• _Task input_

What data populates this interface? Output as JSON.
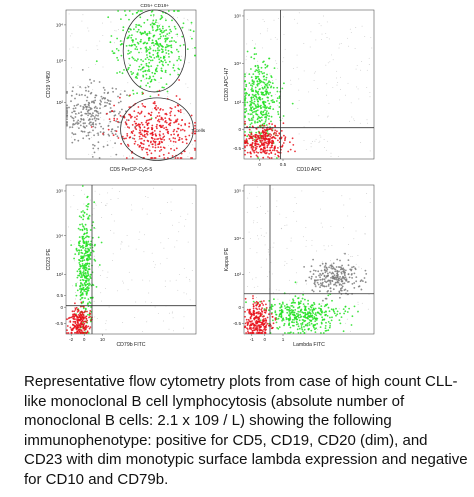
{
  "colors": {
    "t_cells": "#7a7a7a",
    "cd5_cd19_b_cells": "#22e022",
    "cd5_negative_b_cells": "#e8101a",
    "kappa_population": "#7a7a7a",
    "gate_line": "#333333"
  },
  "caption": "Representative flow cytometry plots from case of high count CLL-like monoclonal B cell lymphocytosis (absolute number of monoclonal B cells: 2.1 x 109 / L) showing the following immunophenotype: positive for CD5, CD19, CD20 (dim), and CD23 with dim monotypic surface lambda expression and negative for CD10 and CD79b.",
  "chart_data": [
    {
      "type": "scatter",
      "xlabel": "CD5 PerCP-Cy5-5",
      "ylabel": "CD19 V450",
      "y_ticks": [
        "10⁴",
        "10³",
        "10²"
      ],
      "gates": [
        {
          "label": "CD5+ CD19+",
          "center": [
            1.7,
            1.45
          ],
          "radius_x": 0.6,
          "radius_y": 0.55
        },
        {
          "label": "T cells",
          "center": [
            1.75,
            0.4
          ],
          "radius_x": 0.7,
          "radius_y": 0.42
        }
      ],
      "series": [
        {
          "color_key": "t_cells",
          "center": [
            0.5,
            0.6
          ],
          "spread": [
            0.32,
            0.2
          ],
          "points": 260
        },
        {
          "color_key": "cd5_cd19_b_cells",
          "center": [
            1.68,
            1.48
          ],
          "spread": [
            0.33,
            0.28
          ],
          "points": 380
        },
        {
          "color_key": "cd5_negative_b_cells",
          "center": [
            1.72,
            0.38
          ],
          "spread": [
            0.4,
            0.2
          ],
          "points": 360
        }
      ]
    },
    {
      "type": "scatter",
      "xlabel": "CD10 APC",
      "ylabel": "CD20 APC-H7",
      "y_ticks": [
        "10⁵",
        "10⁴",
        "10³",
        "0",
        "-0.5"
      ],
      "x_ticks": [
        "0",
        "0.5"
      ],
      "quadrant": {
        "x": 0.28,
        "y": 0.21
      },
      "series": [
        {
          "color_key": "cd5_cd19_b_cells",
          "center": [
            0.12,
            0.4
          ],
          "spread": [
            0.07,
            0.13
          ],
          "points": 360
        },
        {
          "color_key": "cd5_negative_b_cells",
          "center": [
            0.14,
            0.12
          ],
          "spread": [
            0.09,
            0.05
          ],
          "points": 300
        }
      ]
    },
    {
      "type": "scatter",
      "xlabel": "CD79b FITC",
      "ylabel": "CD23 PE",
      "y_ticks": [
        "10⁵",
        "10⁴",
        "10³",
        "0.5",
        "0",
        "-0.5"
      ],
      "x_ticks": [
        "-2",
        "0",
        "10"
      ],
      "quadrant": {
        "x": 0.2,
        "y": 0.19
      },
      "series": [
        {
          "color_key": "cd5_cd19_b_cells",
          "center": [
            0.15,
            0.45
          ],
          "spread": [
            0.035,
            0.2
          ],
          "points": 360
        },
        {
          "color_key": "cd5_negative_b_cells",
          "center": [
            0.1,
            0.08
          ],
          "spread": [
            0.04,
            0.05
          ],
          "points": 220
        }
      ]
    },
    {
      "type": "scatter",
      "xlabel": "Lambda FITC",
      "ylabel": "Kappa PE",
      "y_ticks": [
        "10⁵",
        "10⁴",
        "10³",
        "0",
        "-0.5"
      ],
      "x_ticks": [
        "-1",
        "0",
        "1"
      ],
      "quadrant": {
        "x": 0.2,
        "y": 0.27
      },
      "series": [
        {
          "color_key": "kappa_population",
          "center": [
            0.7,
            0.38
          ],
          "spread": [
            0.1,
            0.05
          ],
          "points": 240
        },
        {
          "color_key": "cd5_cd19_b_cells",
          "center": [
            0.45,
            0.13
          ],
          "spread": [
            0.15,
            0.06
          ],
          "points": 380
        },
        {
          "color_key": "cd5_negative_b_cells",
          "center": [
            0.1,
            0.09
          ],
          "spread": [
            0.05,
            0.06
          ],
          "points": 260
        }
      ]
    }
  ]
}
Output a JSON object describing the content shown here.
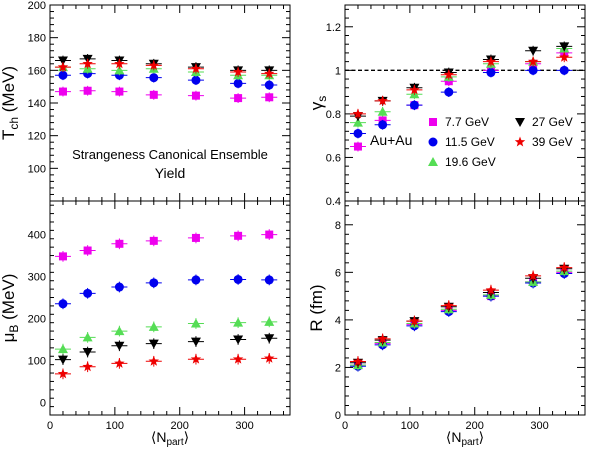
{
  "chart_data": [
    {
      "type": "scatter",
      "panel": "top-left",
      "ylabel": "T",
      "ylabel_sub": "ch",
      "ylabel_unit": " (MeV)",
      "xlabel": "",
      "xlim": [
        0,
        370
      ],
      "ylim": [
        80,
        200
      ],
      "yticks": [
        100,
        120,
        140,
        160,
        180,
        200
      ],
      "xticks": [
        0,
        100,
        200,
        300
      ],
      "annotations": [
        "Strangeness Canonical Ensemble",
        "Yield"
      ],
      "series": [
        {
          "name": "7.7 GeV",
          "x": [
            20,
            58,
            107,
            160,
            225,
            290,
            338
          ],
          "values": [
            147,
            147.5,
            147,
            145,
            144.5,
            143,
            143.5
          ]
        },
        {
          "name": "11.5 GeV",
          "x": [
            20,
            58,
            107,
            160,
            225,
            290,
            338
          ],
          "values": [
            157,
            158,
            157,
            155.5,
            154,
            152,
            151
          ]
        },
        {
          "name": "19.6 GeV",
          "x": [
            20,
            58,
            107,
            160,
            225,
            290,
            338
          ],
          "values": [
            162,
            161,
            160,
            161,
            159,
            157,
            157
          ]
        },
        {
          "name": "27 GeV",
          "x": [
            20,
            58,
            107,
            160,
            225,
            290,
            338
          ],
          "values": [
            166,
            167,
            166,
            164,
            162,
            160,
            160
          ]
        },
        {
          "name": "39 GeV",
          "x": [
            20,
            58,
            107,
            160,
            225,
            290,
            338
          ],
          "values": [
            162,
            164,
            164,
            163,
            161,
            159,
            158
          ]
        }
      ]
    },
    {
      "type": "scatter",
      "panel": "top-right",
      "ylabel": "γ",
      "ylabel_sub": "s",
      "ylabel_unit": "",
      "xlabel": "",
      "xlim": [
        0,
        370
      ],
      "ylim": [
        0.4,
        1.3
      ],
      "yticks": [
        0.4,
        0.6,
        0.8,
        1,
        1.2
      ],
      "xticks": [
        0,
        100,
        200,
        300
      ],
      "reference_line": 1,
      "annotations": [
        "Au+Au"
      ],
      "series": [
        {
          "name": "7.7 GeV",
          "x": [
            20,
            58,
            107,
            160,
            225,
            290,
            338
          ],
          "values": [
            0.65,
            0.77,
            0.84,
            0.95,
            1.0,
            1.03,
            1.08
          ]
        },
        {
          "name": "11.5 GeV",
          "x": [
            20,
            58,
            107,
            160,
            225,
            290,
            338
          ],
          "values": [
            0.71,
            0.75,
            0.84,
            0.9,
            0.99,
            1.0,
            1.0
          ]
        },
        {
          "name": "19.6 GeV",
          "x": [
            20,
            58,
            107,
            160,
            225,
            290,
            338
          ],
          "values": [
            0.76,
            0.81,
            0.89,
            0.97,
            1.03,
            1.04,
            1.1
          ]
        },
        {
          "name": "27 GeV",
          "x": [
            20,
            58,
            107,
            160,
            225,
            290,
            338
          ],
          "values": [
            0.79,
            0.86,
            0.92,
            0.99,
            1.05,
            1.09,
            1.11
          ]
        },
        {
          "name": "39 GeV",
          "x": [
            20,
            58,
            107,
            160,
            225,
            290,
            338
          ],
          "values": [
            0.8,
            0.86,
            0.91,
            0.98,
            1.04,
            1.04,
            1.06
          ]
        }
      ]
    },
    {
      "type": "scatter",
      "panel": "bottom-left",
      "ylabel": "μ",
      "ylabel_sub": "B",
      "ylabel_unit": " (MeV)",
      "xlabel": "⟨N",
      "xlabel_sub": "part",
      "xlabel_end": "⟩",
      "xlim": [
        0,
        370
      ],
      "ylim": [
        -30,
        480
      ],
      "yticks": [
        0,
        100,
        200,
        300,
        400
      ],
      "xticks": [
        0,
        100,
        200,
        300
      ],
      "series": [
        {
          "name": "7.7 GeV",
          "x": [
            20,
            58,
            107,
            160,
            225,
            290,
            338
          ],
          "values": [
            348,
            362,
            378,
            385,
            392,
            397,
            400
          ]
        },
        {
          "name": "11.5 GeV",
          "x": [
            20,
            58,
            107,
            160,
            225,
            290,
            338
          ],
          "values": [
            235,
            260,
            275,
            285,
            292,
            293,
            292
          ]
        },
        {
          "name": "19.6 GeV",
          "x": [
            20,
            58,
            107,
            160,
            225,
            290,
            338
          ],
          "values": [
            127,
            155,
            170,
            180,
            188,
            190,
            192
          ]
        },
        {
          "name": "27 GeV",
          "x": [
            20,
            58,
            107,
            160,
            225,
            290,
            338
          ],
          "values": [
            102,
            120,
            135,
            140,
            145,
            150,
            153
          ]
        },
        {
          "name": "39 GeV",
          "x": [
            20,
            58,
            107,
            160,
            225,
            290,
            338
          ],
          "values": [
            68,
            85,
            93,
            98,
            103,
            103,
            105
          ]
        }
      ]
    },
    {
      "type": "scatter",
      "panel": "bottom-right",
      "ylabel": "R (fm)",
      "ylabel_sub": "",
      "ylabel_unit": "",
      "xlabel": "⟨N",
      "xlabel_sub": "part",
      "xlabel_end": "⟩",
      "xlim": [
        0,
        370
      ],
      "ylim": [
        0,
        9
      ],
      "yticks": [
        0,
        2,
        4,
        6,
        8
      ],
      "xticks": [
        0,
        100,
        200,
        300
      ],
      "series": [
        {
          "name": "7.7 GeV",
          "x": [
            20,
            58,
            107,
            160,
            225,
            290,
            338
          ],
          "values": [
            2.1,
            3.0,
            3.8,
            4.4,
            5.0,
            5.6,
            6.0
          ]
        },
        {
          "name": "11.5 GeV",
          "x": [
            20,
            58,
            107,
            160,
            225,
            290,
            338
          ],
          "values": [
            2.05,
            2.95,
            3.75,
            4.35,
            5.0,
            5.55,
            5.95
          ]
        },
        {
          "name": "19.6 GeV",
          "x": [
            20,
            58,
            107,
            160,
            225,
            290,
            338
          ],
          "values": [
            2.1,
            3.05,
            3.85,
            4.45,
            5.05,
            5.6,
            6.05
          ]
        },
        {
          "name": "27 GeV",
          "x": [
            20,
            58,
            107,
            160,
            225,
            290,
            338
          ],
          "values": [
            2.2,
            3.15,
            3.95,
            4.55,
            5.15,
            5.75,
            6.15
          ]
        },
        {
          "name": "39 GeV",
          "x": [
            20,
            58,
            107,
            160,
            225,
            290,
            338
          ],
          "values": [
            2.25,
            3.2,
            3.95,
            4.6,
            5.25,
            5.85,
            6.2
          ]
        }
      ]
    }
  ],
  "legend": [
    {
      "name": "7.7 GeV",
      "marker": "square",
      "color": "#ee00ee"
    },
    {
      "name": "27 GeV",
      "marker": "triangle-down",
      "color": "#000000"
    },
    {
      "name": "11.5 GeV",
      "marker": "circle",
      "color": "#0000ee"
    },
    {
      "name": "39 GeV",
      "marker": "star",
      "color": "#ee0000"
    },
    {
      "name": "19.6 GeV",
      "marker": "triangle-up",
      "color": "#55dd55"
    }
  ],
  "series_style": {
    "7.7 GeV": {
      "marker": "square",
      "color": "#ee00ee"
    },
    "11.5 GeV": {
      "marker": "circle",
      "color": "#0000ee"
    },
    "19.6 GeV": {
      "marker": "triangle-up",
      "color": "#55dd55"
    },
    "27 GeV": {
      "marker": "triangle-down",
      "color": "#000000"
    },
    "39 GeV": {
      "marker": "star",
      "color": "#ee0000"
    }
  }
}
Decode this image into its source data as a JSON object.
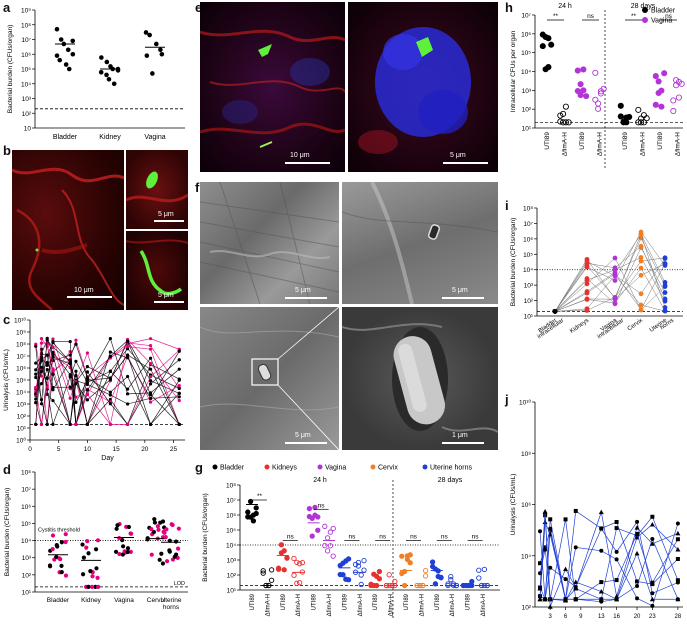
{
  "panel_letters": {
    "a": "a",
    "b": "b",
    "c": "c",
    "d": "d",
    "e": "e",
    "f": "f",
    "g": "g",
    "h": "h",
    "i": "i",
    "j": "j"
  },
  "scale_bars": {
    "b_main": "10 μm",
    "b_top": "5 μm",
    "b_bottom": "5 μm",
    "e_left": "10 μm",
    "e_right": "5 μm",
    "f_tl": "5 μm",
    "f_tr": "5 μm",
    "f_bl": "5 μm",
    "f_br": "1 μm"
  },
  "colors": {
    "black": "#000000",
    "pink": "#e6007e",
    "red": "#e8312f",
    "purple": "#b234d6",
    "orange": "#f07f26",
    "blue": "#1f3fd6",
    "gray": "#888888"
  },
  "chart_data": [
    {
      "id": "a",
      "type": "scatter",
      "ylabel": "Bacterial burden (CFUs/organ)",
      "yscale": "log",
      "ylim": [
        10,
        1000000000.0
      ],
      "yticks": [
        "10",
        "10²",
        "10³",
        "10⁴",
        "10⁵",
        "10⁶",
        "10⁷",
        "10⁸",
        "10⁹"
      ],
      "categories": [
        "Bladder",
        "Kidney",
        "Vagina"
      ],
      "series": [
        {
          "category": "Bladder",
          "values": [
            50000000.0,
            10000000.0,
            5000000.0,
            2000000.0,
            1000000.0,
            800000.0,
            400000.0,
            200000.0,
            100000.0,
            8000000.0
          ],
          "median": 5000000.0
        },
        {
          "category": "Kidney",
          "values": [
            600000.0,
            300000.0,
            150000.0,
            100000.0,
            80000.0,
            60000.0,
            40000.0,
            20000.0,
            10000.0,
            100000.0
          ],
          "median": 100000.0
        },
        {
          "category": "Vagina",
          "values": [
            30000000.0,
            20000000.0,
            5000000.0,
            2000000.0,
            1000000.0,
            800000.0,
            50000.0
          ],
          "median": 3000000.0
        }
      ],
      "lod": 200
    },
    {
      "id": "c",
      "type": "line",
      "xlabel": "Day",
      "ylabel": "Urinalysis (CFUs/mL)",
      "yscale": "log",
      "ylim": [
        1,
        10000000000.0
      ],
      "yticks": [
        "10⁰",
        "10¹",
        "10²",
        "10³",
        "10⁴",
        "10⁵",
        "10⁶",
        "10⁷",
        "10⁸",
        "10⁹",
        "10¹⁰"
      ],
      "xticks": [
        0,
        5,
        10,
        15,
        20,
        25
      ],
      "xlim": [
        0,
        27
      ],
      "x": [
        1,
        2,
        3,
        4,
        7,
        8,
        10,
        14,
        17,
        21,
        26
      ],
      "lod": 20
    },
    {
      "id": "d",
      "type": "scatter",
      "ylabel": "Bacterial burden (CFUs/organ)",
      "yscale": "log",
      "ylim": [
        10,
        100000000.0
      ],
      "yticks": [
        "10¹",
        "10²",
        "10³",
        "10⁴",
        "10⁵",
        "10⁶",
        "10⁷",
        "10⁸"
      ],
      "categories": [
        "Bladder",
        "Kidney",
        "Vagina",
        "Cervix",
        "Uterine horns"
      ],
      "annotations": [
        "Cystitis threshold",
        "LOD"
      ],
      "threshold": 10000.0,
      "lod": 20,
      "medians": [
        1500,
        700,
        15000.0,
        13000.0,
        8000
      ]
    },
    {
      "id": "g",
      "type": "scatter",
      "ylabel": "Bacterial burden (CFUs/organ)",
      "yscale": "log",
      "ylim": [
        10,
        100000000.0
      ],
      "yticks": [
        "10¹",
        "10²",
        "10³",
        "10⁴",
        "10⁵",
        "10⁶",
        "10⁷",
        "10⁸"
      ],
      "legend": [
        "Bladder",
        "Kidneys",
        "Vagina",
        "Cervix",
        "Uterine horns"
      ],
      "group_labels": [
        "24 h",
        "28 days"
      ],
      "xlabels": [
        "UTI89",
        "ΔfimA-H",
        "UTI89",
        "ΔfimA-H",
        "UTI89",
        "ΔfimA-H",
        "UTI89",
        "ΔfimA-H",
        "UTI89",
        "ΔfimA-H",
        "UTI89",
        "ΔfimA-H",
        "UTI89",
        "ΔfimA-H",
        "UTI89",
        "ΔfimA-H"
      ],
      "sig": [
        "**",
        "ns",
        "ns",
        "ns",
        "ns",
        "ns",
        "ns",
        "ns"
      ]
    },
    {
      "id": "h",
      "type": "scatter",
      "ylabel": "Intracellular CFUs per organ",
      "yscale": "log",
      "ylim": [
        10,
        10000000.0
      ],
      "yticks": [
        "10¹",
        "10²",
        "10³",
        "10⁴",
        "10⁵",
        "10⁶",
        "10⁷"
      ],
      "legend": [
        "Bladder",
        "Vagina"
      ],
      "group_labels": [
        "24 h",
        "28 days"
      ],
      "xlabels": [
        "UTI89",
        "ΔfimA-H",
        "UTI89",
        "ΔfimA-H",
        "UTI89",
        "ΔfimA-H",
        "UTI89",
        "ΔfimA-H"
      ],
      "sig": [
        "**",
        "ns",
        "**",
        "ns"
      ]
    },
    {
      "id": "i",
      "type": "line",
      "ylabel": "Bacterial burden (CFUs/organ)",
      "yscale": "log",
      "ylim": [
        10,
        100000000.0
      ],
      "yticks": [
        "10¹",
        "10²",
        "10³",
        "10⁴",
        "10⁵",
        "10⁶",
        "10⁷",
        "10⁸"
      ],
      "categories": [
        "Bladder intracellular",
        "Kidneys",
        "Vagina intracellular",
        "Cervix",
        "Uterine horns"
      ]
    },
    {
      "id": "j",
      "type": "line",
      "ylabel": "Urinalysis (CFUs/mL)",
      "yscale": "log",
      "ylim": [
        100,
        10000000000.0
      ],
      "yticks": [
        "10²",
        "10⁴",
        "10⁶",
        "10⁸",
        "10¹⁰"
      ],
      "xticks": [
        3,
        6,
        9,
        13,
        16,
        20,
        23,
        28
      ]
    }
  ]
}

• _The problem_
Respond with only the number of lines in the records that include the word "this".

• _Your response_
2